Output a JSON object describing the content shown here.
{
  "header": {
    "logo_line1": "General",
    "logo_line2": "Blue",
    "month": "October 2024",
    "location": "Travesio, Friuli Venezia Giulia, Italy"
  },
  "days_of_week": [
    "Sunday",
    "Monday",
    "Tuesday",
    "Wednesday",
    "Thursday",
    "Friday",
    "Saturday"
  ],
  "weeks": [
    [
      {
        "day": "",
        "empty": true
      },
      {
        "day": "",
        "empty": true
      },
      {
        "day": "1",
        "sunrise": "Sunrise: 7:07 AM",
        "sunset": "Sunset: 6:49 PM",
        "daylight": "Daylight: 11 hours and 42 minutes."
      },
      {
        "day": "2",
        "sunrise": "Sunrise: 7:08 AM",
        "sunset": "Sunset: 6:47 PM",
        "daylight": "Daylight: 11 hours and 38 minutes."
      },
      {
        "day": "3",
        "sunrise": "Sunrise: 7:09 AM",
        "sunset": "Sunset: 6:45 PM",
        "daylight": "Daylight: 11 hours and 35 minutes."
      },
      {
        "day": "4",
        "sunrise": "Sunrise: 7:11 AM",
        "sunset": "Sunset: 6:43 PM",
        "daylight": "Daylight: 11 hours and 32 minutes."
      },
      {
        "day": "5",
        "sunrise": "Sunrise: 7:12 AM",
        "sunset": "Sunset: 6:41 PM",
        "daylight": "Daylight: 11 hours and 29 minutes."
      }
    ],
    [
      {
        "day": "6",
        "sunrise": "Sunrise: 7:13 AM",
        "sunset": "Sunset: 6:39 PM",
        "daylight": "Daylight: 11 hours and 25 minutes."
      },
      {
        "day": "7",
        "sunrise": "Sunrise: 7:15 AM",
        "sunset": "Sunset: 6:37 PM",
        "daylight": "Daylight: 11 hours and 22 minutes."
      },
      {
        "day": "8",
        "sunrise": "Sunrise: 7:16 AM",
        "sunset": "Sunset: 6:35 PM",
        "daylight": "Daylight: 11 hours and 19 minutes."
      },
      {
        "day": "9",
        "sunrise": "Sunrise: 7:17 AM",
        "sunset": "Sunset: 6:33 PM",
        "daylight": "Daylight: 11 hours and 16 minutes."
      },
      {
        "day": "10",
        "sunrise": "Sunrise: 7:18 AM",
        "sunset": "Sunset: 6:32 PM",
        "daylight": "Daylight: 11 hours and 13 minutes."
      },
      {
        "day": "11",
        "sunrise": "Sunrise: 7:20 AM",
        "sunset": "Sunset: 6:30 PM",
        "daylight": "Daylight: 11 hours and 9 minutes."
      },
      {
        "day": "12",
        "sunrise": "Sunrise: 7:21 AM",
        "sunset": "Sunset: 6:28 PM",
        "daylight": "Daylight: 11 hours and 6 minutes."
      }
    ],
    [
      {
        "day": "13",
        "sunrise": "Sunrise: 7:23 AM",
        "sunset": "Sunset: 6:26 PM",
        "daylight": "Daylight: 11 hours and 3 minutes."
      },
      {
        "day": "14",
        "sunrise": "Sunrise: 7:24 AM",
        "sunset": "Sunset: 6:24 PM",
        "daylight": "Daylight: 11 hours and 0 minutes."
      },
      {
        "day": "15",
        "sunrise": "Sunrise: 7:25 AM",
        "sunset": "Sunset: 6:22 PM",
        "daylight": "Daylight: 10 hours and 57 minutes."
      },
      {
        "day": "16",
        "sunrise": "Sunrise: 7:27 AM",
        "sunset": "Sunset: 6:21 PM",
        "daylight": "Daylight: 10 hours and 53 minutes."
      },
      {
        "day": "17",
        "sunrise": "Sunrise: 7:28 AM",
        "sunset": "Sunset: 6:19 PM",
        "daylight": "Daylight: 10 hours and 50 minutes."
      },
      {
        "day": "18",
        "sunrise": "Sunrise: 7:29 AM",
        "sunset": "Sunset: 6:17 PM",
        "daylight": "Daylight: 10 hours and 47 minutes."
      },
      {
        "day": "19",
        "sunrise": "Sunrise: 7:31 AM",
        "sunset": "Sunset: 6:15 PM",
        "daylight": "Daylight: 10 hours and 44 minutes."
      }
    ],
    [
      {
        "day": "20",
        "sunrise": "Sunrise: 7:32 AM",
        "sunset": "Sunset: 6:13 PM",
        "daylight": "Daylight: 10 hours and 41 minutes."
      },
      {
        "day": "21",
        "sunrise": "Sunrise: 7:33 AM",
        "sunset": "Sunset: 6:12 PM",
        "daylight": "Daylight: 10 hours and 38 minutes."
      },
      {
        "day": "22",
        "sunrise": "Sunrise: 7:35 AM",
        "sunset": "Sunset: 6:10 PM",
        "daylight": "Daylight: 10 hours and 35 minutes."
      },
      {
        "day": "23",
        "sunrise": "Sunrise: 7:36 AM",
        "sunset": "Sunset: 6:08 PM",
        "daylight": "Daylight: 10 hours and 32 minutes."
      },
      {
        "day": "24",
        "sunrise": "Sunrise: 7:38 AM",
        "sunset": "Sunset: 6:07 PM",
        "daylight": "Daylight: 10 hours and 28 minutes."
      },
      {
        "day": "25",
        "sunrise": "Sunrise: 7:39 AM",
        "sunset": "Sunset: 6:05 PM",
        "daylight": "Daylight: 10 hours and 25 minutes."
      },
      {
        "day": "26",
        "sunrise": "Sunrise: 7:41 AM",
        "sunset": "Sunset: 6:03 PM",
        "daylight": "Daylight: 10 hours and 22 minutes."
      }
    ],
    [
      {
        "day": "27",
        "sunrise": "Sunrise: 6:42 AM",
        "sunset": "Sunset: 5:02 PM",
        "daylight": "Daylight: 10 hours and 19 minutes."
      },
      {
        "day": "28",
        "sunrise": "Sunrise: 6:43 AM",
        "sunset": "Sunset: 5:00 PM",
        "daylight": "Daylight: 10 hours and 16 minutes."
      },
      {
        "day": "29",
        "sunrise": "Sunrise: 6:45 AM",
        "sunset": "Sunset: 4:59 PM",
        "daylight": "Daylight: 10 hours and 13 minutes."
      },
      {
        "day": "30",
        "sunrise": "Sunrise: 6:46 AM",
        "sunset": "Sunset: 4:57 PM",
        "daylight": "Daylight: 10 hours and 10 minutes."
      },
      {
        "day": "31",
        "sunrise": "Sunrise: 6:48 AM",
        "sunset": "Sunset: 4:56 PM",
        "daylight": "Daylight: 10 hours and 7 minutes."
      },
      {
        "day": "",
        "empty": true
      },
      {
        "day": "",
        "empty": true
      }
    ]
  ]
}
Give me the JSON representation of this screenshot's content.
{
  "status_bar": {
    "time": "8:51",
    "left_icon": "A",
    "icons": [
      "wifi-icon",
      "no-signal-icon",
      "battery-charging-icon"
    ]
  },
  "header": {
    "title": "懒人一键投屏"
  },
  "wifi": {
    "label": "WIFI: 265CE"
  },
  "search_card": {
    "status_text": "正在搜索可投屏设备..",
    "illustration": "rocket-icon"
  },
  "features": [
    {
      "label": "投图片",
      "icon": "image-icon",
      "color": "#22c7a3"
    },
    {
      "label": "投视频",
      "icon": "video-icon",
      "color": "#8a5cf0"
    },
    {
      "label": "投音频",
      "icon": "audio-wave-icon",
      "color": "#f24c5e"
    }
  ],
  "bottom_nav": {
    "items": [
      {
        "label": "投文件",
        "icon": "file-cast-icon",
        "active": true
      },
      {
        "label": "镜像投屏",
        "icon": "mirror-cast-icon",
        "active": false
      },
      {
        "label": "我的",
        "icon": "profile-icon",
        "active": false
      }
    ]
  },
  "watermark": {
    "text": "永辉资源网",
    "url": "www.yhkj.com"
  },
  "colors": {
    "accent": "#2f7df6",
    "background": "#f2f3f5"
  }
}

_ _ _

From the first line to the last, please quote the material above exactly.

Output a JSON object describing the content shown here.
{
  "header": {
    "logo_line1": "General",
    "logo_line2": "Blue",
    "month": "October 2024",
    "location": "Travesio, Friuli Venezia Giulia, Italy"
  },
  "days_of_week": [
    "Sunday",
    "Monday",
    "Tuesday",
    "Wednesday",
    "Thursday",
    "Friday",
    "Saturday"
  ],
  "weeks": [
    [
      {
        "day": "",
        "empty": true
      },
      {
        "day": "",
        "empty": true
      },
      {
        "day": "1",
        "sunrise": "Sunrise: 7:07 AM",
        "sunset": "Sunset: 6:49 PM",
        "daylight": "Daylight: 11 hours and 42 minutes."
      },
      {
        "day": "2",
        "sunrise": "Sunrise: 7:08 AM",
        "sunset": "Sunset: 6:47 PM",
        "daylight": "Daylight: 11 hours and 38 minutes."
      },
      {
        "day": "3",
        "sunrise": "Sunrise: 7:09 AM",
        "sunset": "Sunset: 6:45 PM",
        "daylight": "Daylight: 11 hours and 35 minutes."
      },
      {
        "day": "4",
        "sunrise": "Sunrise: 7:11 AM",
        "sunset": "Sunset: 6:43 PM",
        "daylight": "Daylight: 11 hours and 32 minutes."
      },
      {
        "day": "5",
        "sunrise": "Sunrise: 7:12 AM",
        "sunset": "Sunset: 6:41 PM",
        "daylight": "Daylight: 11 hours and 29 minutes."
      }
    ],
    [
      {
        "day": "6",
        "sunrise": "Sunrise: 7:13 AM",
        "sunset": "Sunset: 6:39 PM",
        "daylight": "Daylight: 11 hours and 25 minutes."
      },
      {
        "day": "7",
        "sunrise": "Sunrise: 7:15 AM",
        "sunset": "Sunset: 6:37 PM",
        "daylight": "Daylight: 11 hours and 22 minutes."
      },
      {
        "day": "8",
        "sunrise": "Sunrise: 7:16 AM",
        "sunset": "Sunset: 6:35 PM",
        "daylight": "Daylight: 11 hours and 19 minutes."
      },
      {
        "day": "9",
        "sunrise": "Sunrise: 7:17 AM",
        "sunset": "Sunset: 6:33 PM",
        "daylight": "Daylight: 11 hours and 16 minutes."
      },
      {
        "day": "10",
        "sunrise": "Sunrise: 7:18 AM",
        "sunset": "Sunset: 6:32 PM",
        "daylight": "Daylight: 11 hours and 13 minutes."
      },
      {
        "day": "11",
        "sunrise": "Sunrise: 7:20 AM",
        "sunset": "Sunset: 6:30 PM",
        "daylight": "Daylight: 11 hours and 9 minutes."
      },
      {
        "day": "12",
        "sunrise": "Sunrise: 7:21 AM",
        "sunset": "Sunset: 6:28 PM",
        "daylight": "Daylight: 11 hours and 6 minutes."
      }
    ],
    [
      {
        "day": "13",
        "sunrise": "Sunrise: 7:23 AM",
        "sunset": "Sunset: 6:26 PM",
        "daylight": "Daylight: 11 hours and 3 minutes."
      },
      {
        "day": "14",
        "sunrise": "Sunrise: 7:24 AM",
        "sunset": "Sunset: 6:24 PM",
        "daylight": "Daylight: 11 hours and 0 minutes."
      },
      {
        "day": "15",
        "sunrise": "Sunrise: 7:25 AM",
        "sunset": "Sunset: 6:22 PM",
        "daylight": "Daylight: 10 hours and 57 minutes."
      },
      {
        "day": "16",
        "sunrise": "Sunrise: 7:27 AM",
        "sunset": "Sunset: 6:21 PM",
        "daylight": "Daylight: 10 hours and 53 minutes."
      },
      {
        "day": "17",
        "sunrise": "Sunrise: 7:28 AM",
        "sunset": "Sunset: 6:19 PM",
        "daylight": "Daylight: 10 hours and 50 minutes."
      },
      {
        "day": "18",
        "sunrise": "Sunrise: 7:29 AM",
        "sunset": "Sunset: 6:17 PM",
        "daylight": "Daylight: 10 hours and 47 minutes."
      },
      {
        "day": "19",
        "sunrise": "Sunrise: 7:31 AM",
        "sunset": "Sunset: 6:15 PM",
        "daylight": "Daylight: 10 hours and 44 minutes."
      }
    ],
    [
      {
        "day": "20",
        "sunrise": "Sunrise: 7:32 AM",
        "sunset": "Sunset: 6:13 PM",
        "daylight": "Daylight: 10 hours and 41 minutes."
      },
      {
        "day": "21",
        "sunrise": "Sunrise: 7:33 AM",
        "sunset": "Sunset: 6:12 PM",
        "daylight": "Daylight: 10 hours and 38 minutes."
      },
      {
        "day": "22",
        "sunrise": "Sunrise: 7:35 AM",
        "sunset": "Sunset: 6:10 PM",
        "daylight": "Daylight: 10 hours and 35 minutes."
      },
      {
        "day": "23",
        "sunrise": "Sunrise: 7:36 AM",
        "sunset": "Sunset: 6:08 PM",
        "daylight": "Daylight: 10 hours and 32 minutes."
      },
      {
        "day": "24",
        "sunrise": "Sunrise: 7:38 AM",
        "sunset": "Sunset: 6:07 PM",
        "daylight": "Daylight: 10 hours and 28 minutes."
      },
      {
        "day": "25",
        "sunrise": "Sunrise: 7:39 AM",
        "sunset": "Sunset: 6:05 PM",
        "daylight": "Daylight: 10 hours and 25 minutes."
      },
      {
        "day": "26",
        "sunrise": "Sunrise: 7:41 AM",
        "sunset": "Sunset: 6:03 PM",
        "daylight": "Daylight: 10 hours and 22 minutes."
      }
    ],
    [
      {
        "day": "27",
        "sunrise": "Sunrise: 6:42 AM",
        "sunset": "Sunset: 5:02 PM",
        "daylight": "Daylight: 10 hours and 19 minutes."
      },
      {
        "day": "28",
        "sunrise": "Sunrise: 6:43 AM",
        "sunset": "Sunset: 5:00 PM",
        "daylight": "Daylight: 10 hours and 16 minutes."
      },
      {
        "day": "29",
        "sunrise": "Sunrise: 6:45 AM",
        "sunset": "Sunset: 4:59 PM",
        "daylight": "Daylight: 10 hours and 13 minutes."
      },
      {
        "day": "30",
        "sunrise": "Sunrise: 6:46 AM",
        "sunset": "Sunset: 4:57 PM",
        "daylight": "Daylight: 10 hours and 10 minutes."
      },
      {
        "day": "31",
        "sunrise": "Sunrise: 6:48 AM",
        "sunset": "Sunset: 4:56 PM",
        "daylight": "Daylight: 10 hours and 7 minutes."
      },
      {
        "day": "",
        "empty": true
      },
      {
        "day": "",
        "empty": true
      }
    ]
  ]
}
Give me the JSON representation of this screenshot's content.
{
  "status_bar": {
    "time": "8:51",
    "left_icon": "A",
    "icons": [
      "wifi-icon",
      "no-signal-icon",
      "battery-charging-icon"
    ]
  },
  "header": {
    "title": "懒人一键投屏"
  },
  "wifi": {
    "label": "WIFI: 265CE"
  },
  "search_card": {
    "status_text": "正在搜索可投屏设备..",
    "illustration": "rocket-icon"
  },
  "features": [
    {
      "label": "投图片",
      "icon": "image-icon",
      "color": "#22c7a3"
    },
    {
      "label": "投视频",
      "icon": "video-icon",
      "color": "#8a5cf0"
    },
    {
      "label": "投音频",
      "icon": "audio-wave-icon",
      "color": "#f24c5e"
    }
  ],
  "bottom_nav": {
    "items": [
      {
        "label": "投文件",
        "icon": "file-cast-icon",
        "active": true
      },
      {
        "label": "镜像投屏",
        "icon": "mirror-cast-icon",
        "active": false
      },
      {
        "label": "我的",
        "icon": "profile-icon",
        "active": false
      }
    ]
  },
  "watermark": {
    "text": "永辉资源网",
    "url": "www.yhkj.com"
  },
  "colors": {
    "accent": "#2f7df6",
    "background": "#f2f3f5"
  }
}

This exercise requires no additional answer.